■ Written task
What is the number of lines containing the string "Week"? Answer with the number only.

■ Source data
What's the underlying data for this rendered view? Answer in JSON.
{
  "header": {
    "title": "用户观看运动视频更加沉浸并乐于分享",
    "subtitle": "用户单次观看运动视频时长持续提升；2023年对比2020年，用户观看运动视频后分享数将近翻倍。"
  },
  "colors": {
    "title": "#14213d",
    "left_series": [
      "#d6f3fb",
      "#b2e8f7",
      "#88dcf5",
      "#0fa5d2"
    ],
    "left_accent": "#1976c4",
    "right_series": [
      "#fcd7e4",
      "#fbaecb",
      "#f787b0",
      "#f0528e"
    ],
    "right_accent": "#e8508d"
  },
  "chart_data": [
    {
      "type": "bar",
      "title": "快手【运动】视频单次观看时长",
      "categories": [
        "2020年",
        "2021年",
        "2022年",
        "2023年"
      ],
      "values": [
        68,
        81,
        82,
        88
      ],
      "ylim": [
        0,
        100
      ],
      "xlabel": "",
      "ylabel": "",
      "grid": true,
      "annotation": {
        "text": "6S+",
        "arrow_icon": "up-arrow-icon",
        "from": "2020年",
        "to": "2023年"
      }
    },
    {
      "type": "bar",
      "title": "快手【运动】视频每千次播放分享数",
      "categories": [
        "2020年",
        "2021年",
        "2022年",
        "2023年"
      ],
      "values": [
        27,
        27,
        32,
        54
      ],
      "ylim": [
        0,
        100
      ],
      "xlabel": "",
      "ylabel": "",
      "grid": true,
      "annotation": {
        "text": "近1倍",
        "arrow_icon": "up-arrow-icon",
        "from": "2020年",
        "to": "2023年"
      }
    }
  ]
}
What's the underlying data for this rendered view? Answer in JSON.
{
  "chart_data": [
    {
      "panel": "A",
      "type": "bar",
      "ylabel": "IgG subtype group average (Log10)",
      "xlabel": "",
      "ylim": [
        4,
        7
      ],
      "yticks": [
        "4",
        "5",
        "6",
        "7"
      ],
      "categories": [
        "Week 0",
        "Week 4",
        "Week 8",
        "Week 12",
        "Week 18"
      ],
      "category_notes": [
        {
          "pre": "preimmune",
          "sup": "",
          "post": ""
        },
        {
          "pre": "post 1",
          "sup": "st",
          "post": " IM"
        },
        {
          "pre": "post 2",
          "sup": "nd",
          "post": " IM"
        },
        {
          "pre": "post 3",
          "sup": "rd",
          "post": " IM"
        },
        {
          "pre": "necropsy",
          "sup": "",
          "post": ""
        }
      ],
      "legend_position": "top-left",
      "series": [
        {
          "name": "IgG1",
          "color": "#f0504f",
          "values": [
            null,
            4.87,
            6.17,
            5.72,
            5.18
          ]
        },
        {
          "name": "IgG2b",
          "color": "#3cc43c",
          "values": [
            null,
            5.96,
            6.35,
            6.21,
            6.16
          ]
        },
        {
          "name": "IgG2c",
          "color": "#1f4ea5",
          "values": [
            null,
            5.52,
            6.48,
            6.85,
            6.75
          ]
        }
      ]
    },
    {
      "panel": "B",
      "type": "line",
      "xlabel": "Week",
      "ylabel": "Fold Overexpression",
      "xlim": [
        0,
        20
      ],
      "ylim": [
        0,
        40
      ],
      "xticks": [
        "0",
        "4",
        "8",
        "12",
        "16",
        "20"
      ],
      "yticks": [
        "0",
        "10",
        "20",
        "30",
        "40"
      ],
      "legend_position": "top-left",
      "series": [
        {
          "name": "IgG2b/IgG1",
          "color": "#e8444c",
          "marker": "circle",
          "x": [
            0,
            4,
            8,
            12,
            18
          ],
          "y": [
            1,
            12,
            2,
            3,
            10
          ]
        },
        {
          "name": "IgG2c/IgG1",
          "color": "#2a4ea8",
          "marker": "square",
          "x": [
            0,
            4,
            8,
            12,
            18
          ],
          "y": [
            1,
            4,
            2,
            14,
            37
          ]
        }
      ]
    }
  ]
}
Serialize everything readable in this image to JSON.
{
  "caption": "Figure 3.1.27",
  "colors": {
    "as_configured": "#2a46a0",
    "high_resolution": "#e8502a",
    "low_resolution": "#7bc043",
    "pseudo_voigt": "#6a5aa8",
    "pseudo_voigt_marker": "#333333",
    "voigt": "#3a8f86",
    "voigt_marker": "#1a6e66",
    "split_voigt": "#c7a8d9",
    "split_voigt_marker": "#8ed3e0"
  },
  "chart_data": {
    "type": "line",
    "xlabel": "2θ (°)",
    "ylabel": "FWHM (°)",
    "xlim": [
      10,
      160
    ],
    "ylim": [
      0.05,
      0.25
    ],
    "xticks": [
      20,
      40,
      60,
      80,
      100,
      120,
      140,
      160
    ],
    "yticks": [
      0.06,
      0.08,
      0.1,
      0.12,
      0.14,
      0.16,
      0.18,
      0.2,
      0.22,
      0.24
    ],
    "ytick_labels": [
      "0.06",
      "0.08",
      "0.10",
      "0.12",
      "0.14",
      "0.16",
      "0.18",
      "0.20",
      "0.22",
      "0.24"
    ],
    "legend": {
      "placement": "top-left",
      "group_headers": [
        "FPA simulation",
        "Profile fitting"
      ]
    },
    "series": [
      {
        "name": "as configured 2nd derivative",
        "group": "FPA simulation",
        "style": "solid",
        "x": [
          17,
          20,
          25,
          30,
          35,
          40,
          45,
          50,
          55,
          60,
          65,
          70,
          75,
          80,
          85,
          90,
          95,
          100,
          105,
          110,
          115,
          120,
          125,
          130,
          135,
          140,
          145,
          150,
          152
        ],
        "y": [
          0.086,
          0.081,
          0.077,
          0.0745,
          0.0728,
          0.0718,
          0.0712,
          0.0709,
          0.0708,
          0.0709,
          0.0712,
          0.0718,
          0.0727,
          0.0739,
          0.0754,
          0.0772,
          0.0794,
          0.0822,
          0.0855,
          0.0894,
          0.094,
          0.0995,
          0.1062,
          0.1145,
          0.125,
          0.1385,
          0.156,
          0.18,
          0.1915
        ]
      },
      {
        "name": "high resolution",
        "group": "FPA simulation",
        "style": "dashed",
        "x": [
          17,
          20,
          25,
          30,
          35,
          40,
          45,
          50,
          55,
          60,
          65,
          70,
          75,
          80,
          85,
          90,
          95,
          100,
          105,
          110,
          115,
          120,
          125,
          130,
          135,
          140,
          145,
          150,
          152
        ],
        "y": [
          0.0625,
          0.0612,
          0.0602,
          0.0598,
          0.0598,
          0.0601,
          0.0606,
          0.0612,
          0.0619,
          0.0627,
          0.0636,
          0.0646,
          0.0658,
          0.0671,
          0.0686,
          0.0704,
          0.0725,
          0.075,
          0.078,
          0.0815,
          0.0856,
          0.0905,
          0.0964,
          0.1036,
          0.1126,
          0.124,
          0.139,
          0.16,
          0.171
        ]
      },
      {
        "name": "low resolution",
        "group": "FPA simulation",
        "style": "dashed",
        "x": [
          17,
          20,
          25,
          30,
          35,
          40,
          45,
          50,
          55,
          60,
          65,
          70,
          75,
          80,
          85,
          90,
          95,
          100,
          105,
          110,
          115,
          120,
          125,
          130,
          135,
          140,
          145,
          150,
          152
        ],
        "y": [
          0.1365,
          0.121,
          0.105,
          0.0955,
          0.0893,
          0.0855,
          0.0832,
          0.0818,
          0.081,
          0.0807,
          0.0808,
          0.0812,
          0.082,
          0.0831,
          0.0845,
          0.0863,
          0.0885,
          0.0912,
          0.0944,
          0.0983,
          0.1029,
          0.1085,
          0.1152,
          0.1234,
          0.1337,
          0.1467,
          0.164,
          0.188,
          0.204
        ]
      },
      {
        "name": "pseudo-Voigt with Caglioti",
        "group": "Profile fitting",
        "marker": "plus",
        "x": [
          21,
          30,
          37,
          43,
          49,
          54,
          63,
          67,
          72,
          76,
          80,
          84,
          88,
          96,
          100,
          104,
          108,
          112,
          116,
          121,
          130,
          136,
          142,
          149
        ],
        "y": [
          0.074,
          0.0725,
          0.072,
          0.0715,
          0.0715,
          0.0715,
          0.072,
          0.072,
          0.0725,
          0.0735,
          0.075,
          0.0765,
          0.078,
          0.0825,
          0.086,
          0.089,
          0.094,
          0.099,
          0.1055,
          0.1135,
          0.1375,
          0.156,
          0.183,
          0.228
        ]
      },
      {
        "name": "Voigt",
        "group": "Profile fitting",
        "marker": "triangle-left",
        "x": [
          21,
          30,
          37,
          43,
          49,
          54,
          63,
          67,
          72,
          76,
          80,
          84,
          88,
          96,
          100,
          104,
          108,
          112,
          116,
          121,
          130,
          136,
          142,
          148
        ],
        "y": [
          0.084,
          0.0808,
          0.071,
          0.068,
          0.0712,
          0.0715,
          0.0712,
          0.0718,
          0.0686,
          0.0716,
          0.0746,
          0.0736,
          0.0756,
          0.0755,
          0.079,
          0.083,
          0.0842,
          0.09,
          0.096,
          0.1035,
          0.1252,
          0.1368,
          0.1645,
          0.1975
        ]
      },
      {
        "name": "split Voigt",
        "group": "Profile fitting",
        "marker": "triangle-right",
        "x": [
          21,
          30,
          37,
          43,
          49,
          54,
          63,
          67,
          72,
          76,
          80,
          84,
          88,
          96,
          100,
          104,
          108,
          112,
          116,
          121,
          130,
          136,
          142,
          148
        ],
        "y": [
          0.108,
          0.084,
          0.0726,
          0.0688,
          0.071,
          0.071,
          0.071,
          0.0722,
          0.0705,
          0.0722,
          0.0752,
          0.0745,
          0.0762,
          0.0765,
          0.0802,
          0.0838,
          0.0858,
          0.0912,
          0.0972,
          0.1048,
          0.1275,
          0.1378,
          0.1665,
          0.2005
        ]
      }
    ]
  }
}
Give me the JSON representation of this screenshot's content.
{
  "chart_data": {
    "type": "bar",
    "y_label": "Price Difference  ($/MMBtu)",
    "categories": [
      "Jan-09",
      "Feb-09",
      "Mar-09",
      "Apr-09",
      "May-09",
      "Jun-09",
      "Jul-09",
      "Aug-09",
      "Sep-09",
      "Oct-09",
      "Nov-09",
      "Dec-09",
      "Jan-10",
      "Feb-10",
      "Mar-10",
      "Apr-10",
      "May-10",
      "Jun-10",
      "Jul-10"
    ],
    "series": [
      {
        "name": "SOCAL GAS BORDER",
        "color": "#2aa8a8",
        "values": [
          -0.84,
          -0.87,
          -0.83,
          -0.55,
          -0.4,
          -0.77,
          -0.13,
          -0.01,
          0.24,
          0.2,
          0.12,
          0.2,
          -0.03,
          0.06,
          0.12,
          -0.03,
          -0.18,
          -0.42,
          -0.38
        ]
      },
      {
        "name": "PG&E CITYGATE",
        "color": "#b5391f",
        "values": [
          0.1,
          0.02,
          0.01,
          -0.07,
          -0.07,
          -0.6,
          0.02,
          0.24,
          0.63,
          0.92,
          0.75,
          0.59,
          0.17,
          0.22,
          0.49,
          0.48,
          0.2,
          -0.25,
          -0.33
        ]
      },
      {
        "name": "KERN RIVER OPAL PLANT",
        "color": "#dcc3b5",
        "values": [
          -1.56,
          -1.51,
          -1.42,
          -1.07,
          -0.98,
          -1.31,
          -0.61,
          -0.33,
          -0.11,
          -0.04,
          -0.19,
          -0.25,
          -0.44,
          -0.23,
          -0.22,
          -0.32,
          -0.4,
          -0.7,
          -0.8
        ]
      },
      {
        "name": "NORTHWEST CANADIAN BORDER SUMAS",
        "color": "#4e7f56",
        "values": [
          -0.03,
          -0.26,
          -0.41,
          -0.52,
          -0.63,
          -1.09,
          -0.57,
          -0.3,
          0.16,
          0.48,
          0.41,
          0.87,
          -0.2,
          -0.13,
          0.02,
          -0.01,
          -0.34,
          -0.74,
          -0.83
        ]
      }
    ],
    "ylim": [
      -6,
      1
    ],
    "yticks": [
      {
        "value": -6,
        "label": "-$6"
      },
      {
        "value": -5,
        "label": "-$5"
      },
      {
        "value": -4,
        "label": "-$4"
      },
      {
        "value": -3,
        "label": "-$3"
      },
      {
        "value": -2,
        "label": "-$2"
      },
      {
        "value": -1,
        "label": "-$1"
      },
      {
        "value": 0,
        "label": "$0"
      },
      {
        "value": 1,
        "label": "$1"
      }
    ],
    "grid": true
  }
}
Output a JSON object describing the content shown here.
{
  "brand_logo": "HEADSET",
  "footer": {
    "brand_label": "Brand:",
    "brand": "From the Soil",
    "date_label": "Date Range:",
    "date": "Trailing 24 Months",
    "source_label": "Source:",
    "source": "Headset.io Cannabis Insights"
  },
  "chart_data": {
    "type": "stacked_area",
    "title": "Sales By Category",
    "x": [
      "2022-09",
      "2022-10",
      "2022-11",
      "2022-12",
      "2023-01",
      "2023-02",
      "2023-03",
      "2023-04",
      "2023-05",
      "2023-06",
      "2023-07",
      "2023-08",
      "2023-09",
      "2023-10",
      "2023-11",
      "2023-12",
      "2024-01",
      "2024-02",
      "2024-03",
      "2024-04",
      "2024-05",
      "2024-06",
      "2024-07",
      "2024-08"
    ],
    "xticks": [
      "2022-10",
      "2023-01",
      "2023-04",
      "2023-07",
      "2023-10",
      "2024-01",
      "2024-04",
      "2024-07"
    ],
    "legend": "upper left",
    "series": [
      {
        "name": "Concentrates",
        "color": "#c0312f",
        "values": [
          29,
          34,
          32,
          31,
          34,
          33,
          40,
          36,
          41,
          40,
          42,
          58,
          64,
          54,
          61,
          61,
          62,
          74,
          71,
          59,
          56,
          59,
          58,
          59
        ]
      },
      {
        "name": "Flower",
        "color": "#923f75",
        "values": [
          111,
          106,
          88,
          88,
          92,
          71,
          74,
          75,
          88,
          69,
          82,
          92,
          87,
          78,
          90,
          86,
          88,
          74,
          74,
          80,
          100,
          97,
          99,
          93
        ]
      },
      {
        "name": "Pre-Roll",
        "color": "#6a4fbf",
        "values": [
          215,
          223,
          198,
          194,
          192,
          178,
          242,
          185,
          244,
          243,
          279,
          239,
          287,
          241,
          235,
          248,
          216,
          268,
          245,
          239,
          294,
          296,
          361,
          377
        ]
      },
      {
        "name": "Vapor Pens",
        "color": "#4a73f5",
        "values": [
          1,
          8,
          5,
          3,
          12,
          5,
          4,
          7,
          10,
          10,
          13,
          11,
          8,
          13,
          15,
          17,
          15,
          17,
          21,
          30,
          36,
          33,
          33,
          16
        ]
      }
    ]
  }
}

■ Task answer
6